(Set exercise)
Exact repetition of every entry is required.

— START OF Record extracts —

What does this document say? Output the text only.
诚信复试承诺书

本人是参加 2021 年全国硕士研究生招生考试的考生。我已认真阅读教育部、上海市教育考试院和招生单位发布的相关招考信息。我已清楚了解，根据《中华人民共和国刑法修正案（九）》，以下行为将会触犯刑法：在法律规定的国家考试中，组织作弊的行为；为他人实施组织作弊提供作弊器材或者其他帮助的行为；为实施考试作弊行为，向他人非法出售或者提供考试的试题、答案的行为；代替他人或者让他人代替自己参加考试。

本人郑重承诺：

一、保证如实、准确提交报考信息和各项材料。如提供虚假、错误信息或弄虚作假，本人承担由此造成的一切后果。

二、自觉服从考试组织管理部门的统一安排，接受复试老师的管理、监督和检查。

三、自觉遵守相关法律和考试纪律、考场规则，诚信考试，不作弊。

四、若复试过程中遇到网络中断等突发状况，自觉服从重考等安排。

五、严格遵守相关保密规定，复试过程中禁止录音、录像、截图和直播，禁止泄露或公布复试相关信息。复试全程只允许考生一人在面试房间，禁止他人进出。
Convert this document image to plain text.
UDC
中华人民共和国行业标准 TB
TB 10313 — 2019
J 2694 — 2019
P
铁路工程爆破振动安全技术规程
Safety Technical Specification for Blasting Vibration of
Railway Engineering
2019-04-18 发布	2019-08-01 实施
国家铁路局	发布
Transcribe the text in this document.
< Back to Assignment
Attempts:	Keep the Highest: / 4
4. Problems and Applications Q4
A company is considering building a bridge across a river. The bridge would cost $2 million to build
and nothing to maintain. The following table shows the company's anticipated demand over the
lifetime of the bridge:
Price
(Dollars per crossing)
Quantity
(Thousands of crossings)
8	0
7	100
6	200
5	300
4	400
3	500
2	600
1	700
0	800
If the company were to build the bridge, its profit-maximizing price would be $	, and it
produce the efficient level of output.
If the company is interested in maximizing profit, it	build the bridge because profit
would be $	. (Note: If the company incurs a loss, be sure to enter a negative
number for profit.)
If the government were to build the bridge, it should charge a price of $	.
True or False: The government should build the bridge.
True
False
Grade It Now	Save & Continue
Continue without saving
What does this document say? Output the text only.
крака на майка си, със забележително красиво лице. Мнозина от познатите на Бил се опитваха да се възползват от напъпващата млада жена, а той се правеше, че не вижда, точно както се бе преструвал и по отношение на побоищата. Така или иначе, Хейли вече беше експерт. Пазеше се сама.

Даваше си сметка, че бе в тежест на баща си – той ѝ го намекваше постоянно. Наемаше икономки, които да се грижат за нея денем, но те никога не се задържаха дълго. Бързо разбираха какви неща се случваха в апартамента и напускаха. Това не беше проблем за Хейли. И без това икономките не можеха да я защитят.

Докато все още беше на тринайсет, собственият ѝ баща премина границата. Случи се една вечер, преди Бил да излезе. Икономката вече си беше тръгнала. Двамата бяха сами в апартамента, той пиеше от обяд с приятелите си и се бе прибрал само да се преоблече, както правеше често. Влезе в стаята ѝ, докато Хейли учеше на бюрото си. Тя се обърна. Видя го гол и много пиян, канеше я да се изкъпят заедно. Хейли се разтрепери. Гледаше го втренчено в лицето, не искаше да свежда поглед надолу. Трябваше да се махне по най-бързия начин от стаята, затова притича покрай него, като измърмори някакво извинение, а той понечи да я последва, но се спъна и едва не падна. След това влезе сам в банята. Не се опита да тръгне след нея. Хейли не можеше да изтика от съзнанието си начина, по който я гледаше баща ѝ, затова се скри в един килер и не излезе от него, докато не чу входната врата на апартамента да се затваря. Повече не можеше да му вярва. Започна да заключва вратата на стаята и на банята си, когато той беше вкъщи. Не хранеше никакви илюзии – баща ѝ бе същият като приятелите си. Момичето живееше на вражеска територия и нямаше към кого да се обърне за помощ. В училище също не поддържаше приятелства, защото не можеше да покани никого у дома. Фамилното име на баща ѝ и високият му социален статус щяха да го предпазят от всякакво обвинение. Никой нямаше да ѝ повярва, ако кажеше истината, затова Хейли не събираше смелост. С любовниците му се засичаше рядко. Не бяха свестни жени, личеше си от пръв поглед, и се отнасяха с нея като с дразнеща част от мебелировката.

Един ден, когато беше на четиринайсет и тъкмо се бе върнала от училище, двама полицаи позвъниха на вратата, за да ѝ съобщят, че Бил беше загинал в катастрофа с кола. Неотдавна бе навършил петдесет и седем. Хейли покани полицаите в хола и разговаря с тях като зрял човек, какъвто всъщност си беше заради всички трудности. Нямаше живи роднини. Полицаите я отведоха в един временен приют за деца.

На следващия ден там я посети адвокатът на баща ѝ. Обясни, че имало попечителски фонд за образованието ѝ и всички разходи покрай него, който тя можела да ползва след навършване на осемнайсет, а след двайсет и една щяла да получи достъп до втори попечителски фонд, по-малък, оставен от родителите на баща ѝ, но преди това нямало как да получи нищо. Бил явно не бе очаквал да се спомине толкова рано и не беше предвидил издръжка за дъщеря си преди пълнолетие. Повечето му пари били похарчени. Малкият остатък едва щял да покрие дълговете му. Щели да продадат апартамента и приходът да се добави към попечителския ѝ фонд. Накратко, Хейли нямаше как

— END OF Record extracts —

(Answer to the exercise)
What does this document say? Output the text only.
诚信复试承诺书

本人是参加 2021 年全国硕士研究生招生考试的考生。我已认真阅读教育部、上海市教育考试院和招生单位发布的相关招考信息。我已清楚了解，根据《中华人民共和国刑法修正案（九）》，以下行为将会触犯刑法：在法律规定的国家考试中，组织作弊的行为；为他人实施组织作弊提供作弊器材或者其他帮助的行为；为实施考试作弊行为，向他人非法出售或者提供考试的试题、答案的行为；代替他人或者让他人代替自己参加考试。

本人郑重承诺：

一、保证如实、准确提交报考信息和各项材料。如提供虚假、错误信息或弄虚作假，本人承担由此造成的一切后果。

二、自觉服从考试组织管理部门的统一安排，接受复试老师的管理、监督和检查。

三、自觉遵守相关法律和考试纪律、考场规则，诚信考试，不作弊。

四、若复试过程中遇到网络中断等突发状况，自觉服从重考等安排。

五、严格遵守相关保密规定，复试过程中禁止录音、录像、截图和直播，禁止泄露或公布复试相关信息。复试全程只允许考生一人在面试房间，禁止他人进出。
Convert this document image to plain text.
UDC
中华人民共和国行业标准 TB
TB 10313 — 2019
J 2694 — 2019
P
铁路工程爆破振动安全技术规程
Safety Technical Specification for Blasting Vibration of
Railway Engineering
2019-04-18 发布	2019-08-01 实施
国家铁路局	发布
Transcribe the text in this document.
< Back to Assignment
Attempts:	Keep the Highest: / 4
4. Problems and Applications Q4
A company is considering building a bridge across a river. The bridge would cost $2 million to build
and nothing to maintain. The following table shows the company's anticipated demand over the
lifetime of the bridge:
Price
(Dollars per crossing)
Quantity
(Thousands of crossings)
8	0
7	100
6	200
5	300
4	400
3	500
2	600
1	700
0	800
If the company were to build the bridge, its profit-maximizing price would be $	, and it
produce the efficient level of output.
If the company is interested in maximizing profit, it	build the bridge because profit
would be $	. (Note: If the company incurs a loss, be sure to enter a negative
number for profit.)
If the government were to build the bridge, it should charge a price of $	.
True or False: The government should build the bridge.
True
False
Grade It Now	Save & Continue
Continue without saving
What does this document say? Output the text only.
крака на майка си, със забележително красиво лице. Мнозина от познатите на Бил се опитваха да се възползват от напъпващата млада жена, а той се правеше, че не вижда, точно както се бе преструвал и по отношение на побоищата. Така или иначе, Хейли вече беше експерт. Пазеше се сама.

Даваше си сметка, че бе в тежест на баща си – той ѝ го намекваше постоянно. Наемаше икономки, които да се грижат за нея денем, но те никога не се задържаха дълго. Бързо разбираха какви неща се случваха в апартамента и напускаха. Това не беше проблем за Хейли. И без това икономките не можеха да я защитят.

Докато все още беше на тринайсет, собственият ѝ баща премина границата. Случи се една вечер, преди Бил да излезе. Икономката вече си беше тръгнала. Двамата бяха сами в апартамента, той пиеше от обяд с приятелите си и се бе прибрал само да се преоблече, както правеше често. Влезе в стаята ѝ, докато Хейли учеше на бюрото си. Тя се обърна. Видя го гол и много пиян, канеше я да се изкъпят заедно. Хейли се разтрепери. Гледаше го втренчено в лицето, не искаше да свежда поглед надолу. Трябваше да се махне по най-бързия начин от стаята, затова притича покрай него, като измърмори някакво извинение, а той понечи да я последва, но се спъна и едва не падна. След това влезе сам в банята. Не се опита да тръгне след нея. Хейли не можеше да изтика от съзнанието си начина, по който я гледаше баща ѝ, затова се скри в един килер и не излезе от него, докато не чу входната врата на апартамента да се затваря. Повече не можеше да му вярва. Започна да заключва вратата на стаята и на банята си, когато той беше вкъщи. Не хранеше никакви илюзии – баща ѝ бе същият като приятелите си. Момичето живееше на вражеска територия и нямаше към кого да се обърне за помощ. В училище също не поддържаше приятелства, защото не можеше да покани никого у дома. Фамилното име на баща ѝ и високият му социален статус щяха да го предпазят от всякакво обвинение. Никой нямаше да ѝ повярва, ако кажеше истината, затова Хейли не събираше смелост. С любовниците му се засичаше рядко. Не бяха свестни жени, личеше си от пръв поглед, и се отнасяха с нея като с дразнеща част от мебелировката.

Един ден, когато беше на четиринайсет и тъкмо се бе върнала от училище, двама полицаи позвъниха на вратата, за да ѝ съобщят, че Бил беше загинал в катастрофа с кола. Неотдавна бе навършил петдесет и седем. Хейли покани полицаите в хола и разговаря с тях като зрял човек, какъвто всъщност си беше заради всички трудности. Нямаше живи роднини. Полицаите я отведоха в един временен приют за деца.

На следващия ден там я посети адвокатът на баща ѝ. Обясни, че имало попечителски фонд за образованието ѝ и всички разходи покрай него, който тя можела да ползва след навършване на осемнайсет, а след двайсет и една щяла да получи достъп до втори попечителски фонд, по-малък, оставен от родителите на баща ѝ, но преди това нямало как да получи нищо. Бил явно не бе очаквал да се спомине толкова рано и не беше предвидил издръжка за дъщеря си преди пълнолетие. Повечето му пари били похарчени. Малкият остатък едва щял да покрие дълговете му. Щели да продадат апартамента и приходът да се добави към попечителския ѝ фонд. Накратко, Хейли нямаше как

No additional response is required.